* YOUR GOAL *
Each line below should be retyped exactly, with no pictures.

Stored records
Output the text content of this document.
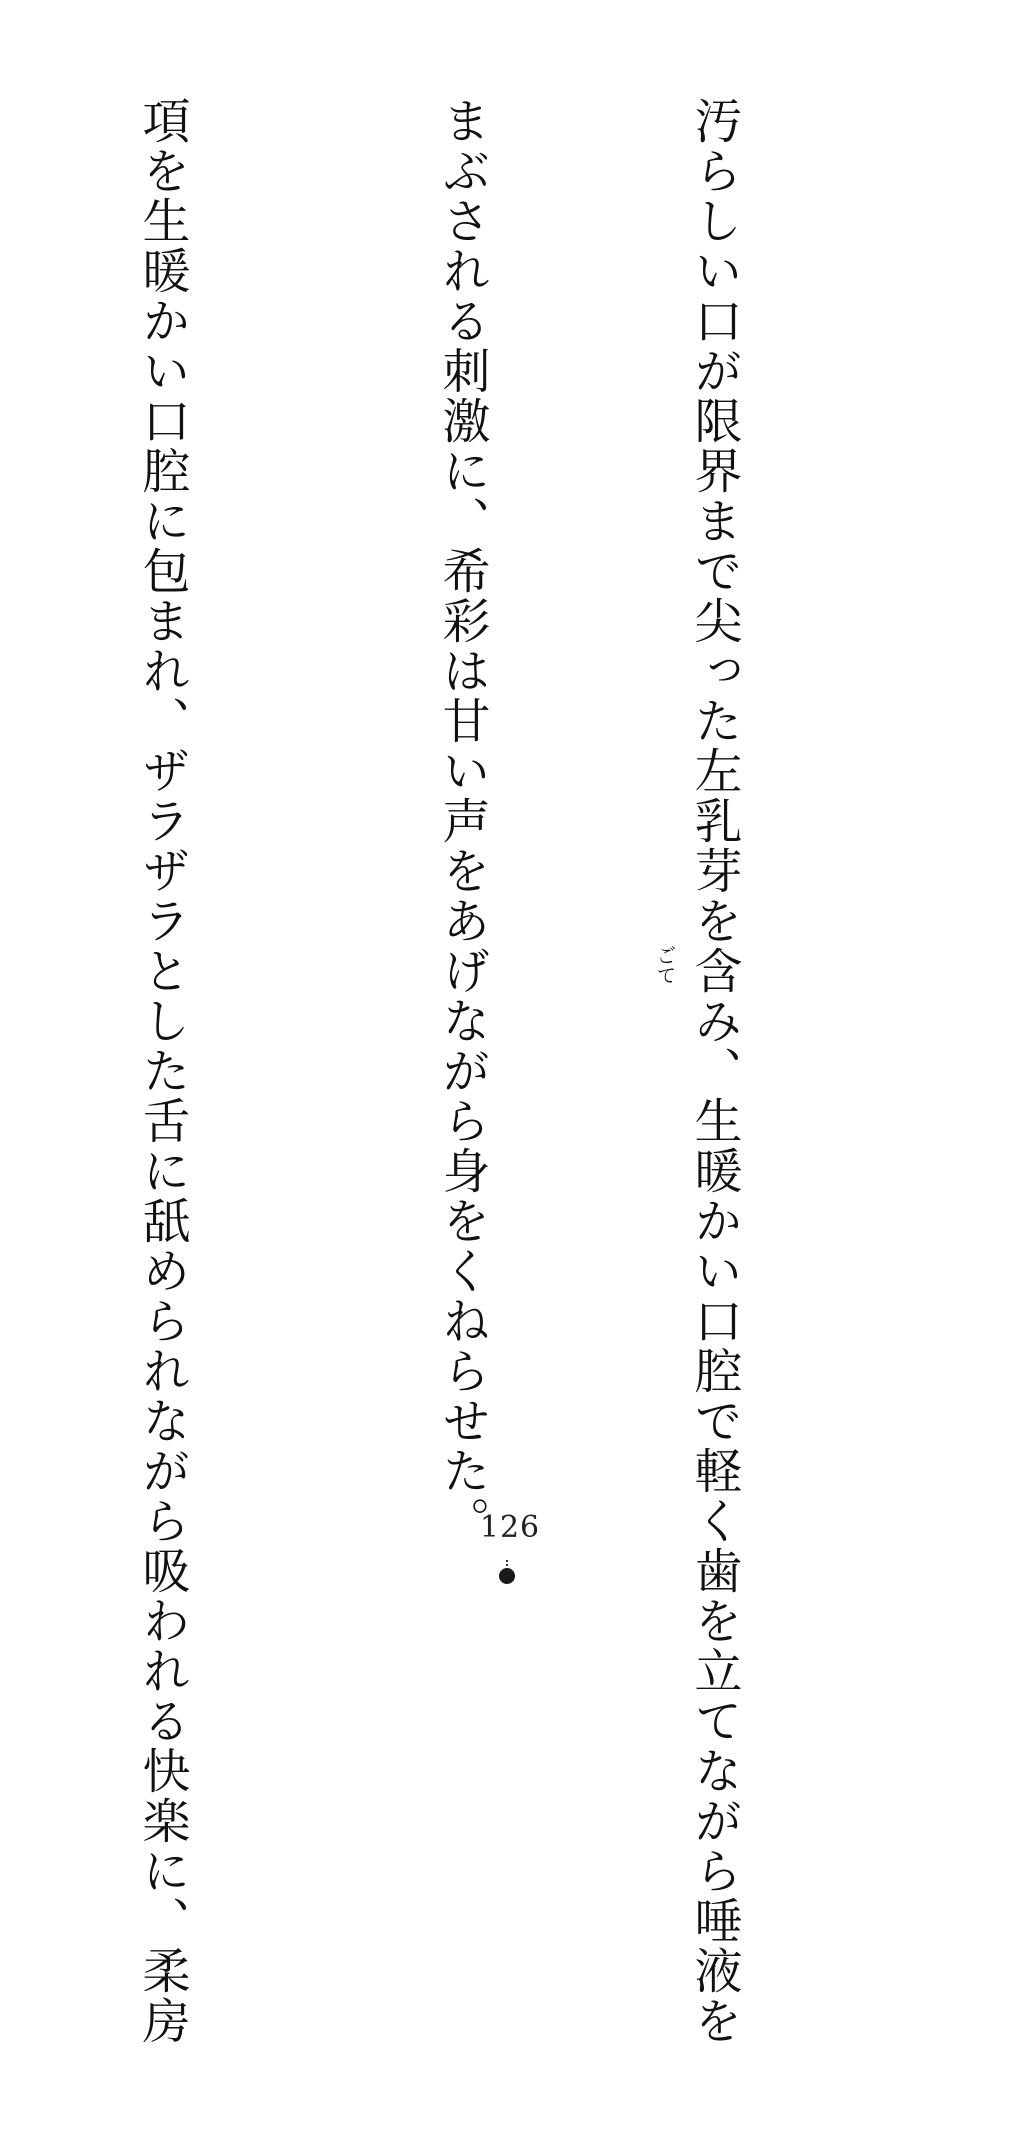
汚らしい口が限界まで尖った左乳芽を含み、生暖かい口腔で軽く歯を立てながら唾液を

まぶされる刺激に、希彩は甘い声をあげながら身をくねらせた。

項を生暖かい口腔に包まれ、ザラザラとした舌に舐められながら吸われる快楽に、柔房

	ごて
126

* EXERCISE RESPONSE *
Output the text content of this document.
汚らしい口が限界まで尖った左乳芽を含み、生暖かい口腔で軽く歯を立てながら唾液を

まぶされる刺激に、希彩は甘い声をあげながら身をくねらせた。

項を生暖かい口腔に包まれ、ザラザラとした舌に舐められながら吸われる快楽に、柔房

	ごて
126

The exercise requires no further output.